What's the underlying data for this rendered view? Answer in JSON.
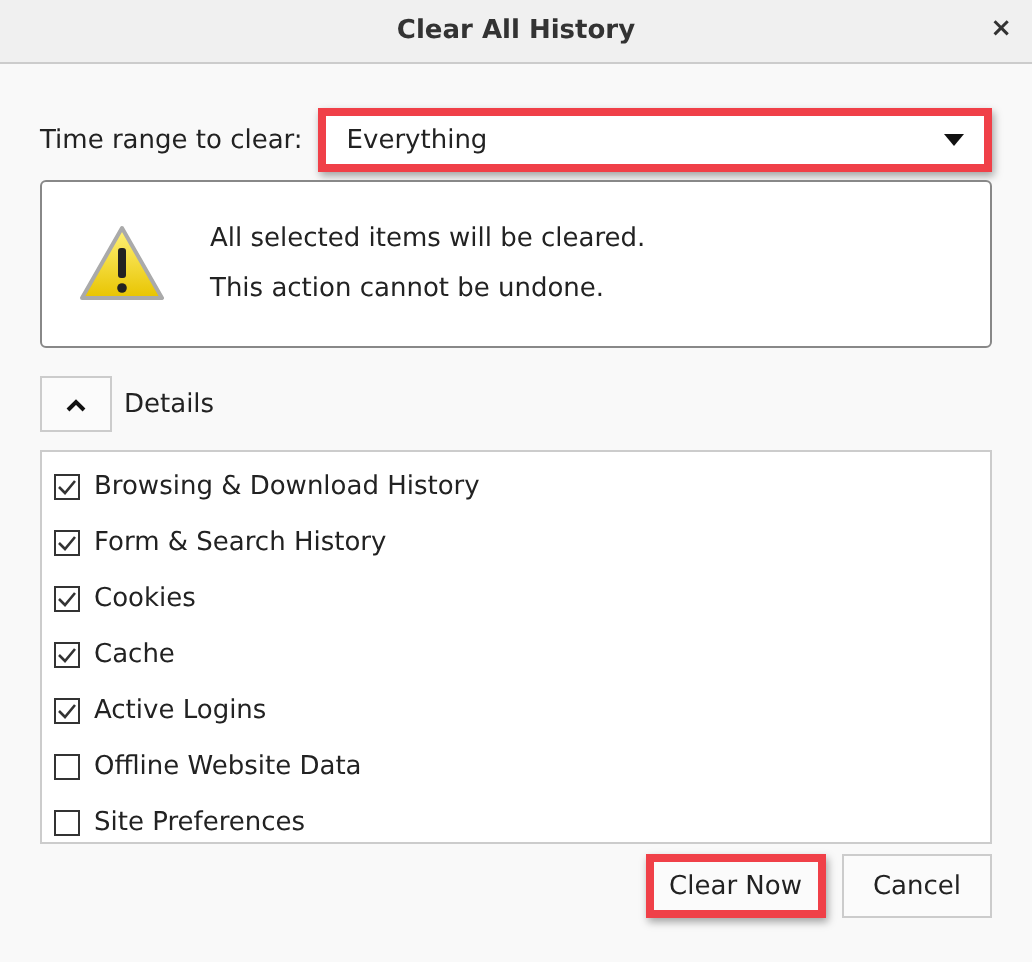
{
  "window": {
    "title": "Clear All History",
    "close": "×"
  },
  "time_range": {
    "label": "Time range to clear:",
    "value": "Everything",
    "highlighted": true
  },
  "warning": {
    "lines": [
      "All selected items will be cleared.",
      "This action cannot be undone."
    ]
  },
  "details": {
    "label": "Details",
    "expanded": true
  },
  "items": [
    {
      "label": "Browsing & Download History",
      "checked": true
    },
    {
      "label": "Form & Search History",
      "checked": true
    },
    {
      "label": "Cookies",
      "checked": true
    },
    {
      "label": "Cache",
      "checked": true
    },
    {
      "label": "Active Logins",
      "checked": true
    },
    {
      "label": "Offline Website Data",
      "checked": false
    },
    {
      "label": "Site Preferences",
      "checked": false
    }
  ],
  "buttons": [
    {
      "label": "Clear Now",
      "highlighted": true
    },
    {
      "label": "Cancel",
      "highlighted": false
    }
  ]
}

- - - -

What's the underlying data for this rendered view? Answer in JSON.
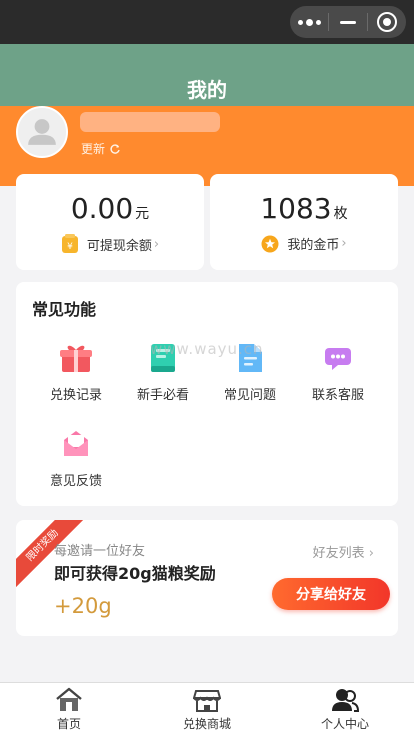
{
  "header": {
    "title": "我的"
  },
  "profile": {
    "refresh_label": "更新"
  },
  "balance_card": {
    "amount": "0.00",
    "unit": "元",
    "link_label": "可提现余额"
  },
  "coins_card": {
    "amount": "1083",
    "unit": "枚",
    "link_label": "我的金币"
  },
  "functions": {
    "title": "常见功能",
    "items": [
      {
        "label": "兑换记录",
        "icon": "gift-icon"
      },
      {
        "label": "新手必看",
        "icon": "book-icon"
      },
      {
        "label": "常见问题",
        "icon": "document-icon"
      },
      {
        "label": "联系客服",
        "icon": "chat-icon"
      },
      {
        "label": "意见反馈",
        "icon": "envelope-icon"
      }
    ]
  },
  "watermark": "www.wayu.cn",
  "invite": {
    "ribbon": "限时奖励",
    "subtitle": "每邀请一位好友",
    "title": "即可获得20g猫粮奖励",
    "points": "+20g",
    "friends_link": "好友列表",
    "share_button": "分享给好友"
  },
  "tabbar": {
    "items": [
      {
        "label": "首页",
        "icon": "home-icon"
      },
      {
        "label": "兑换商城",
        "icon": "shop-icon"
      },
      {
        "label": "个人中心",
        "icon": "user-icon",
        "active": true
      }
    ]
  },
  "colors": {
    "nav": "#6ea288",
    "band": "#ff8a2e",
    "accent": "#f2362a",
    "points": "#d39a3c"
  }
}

- - - -

EXERCISE INSTRUCTIONS:
Pull every line containing the word "History" out of the material.

ANSWER TO THIS EXERCISE:
    "title": "Clear All History",
      "label": "Browsing & Download History",
      "label": "Form & Search History",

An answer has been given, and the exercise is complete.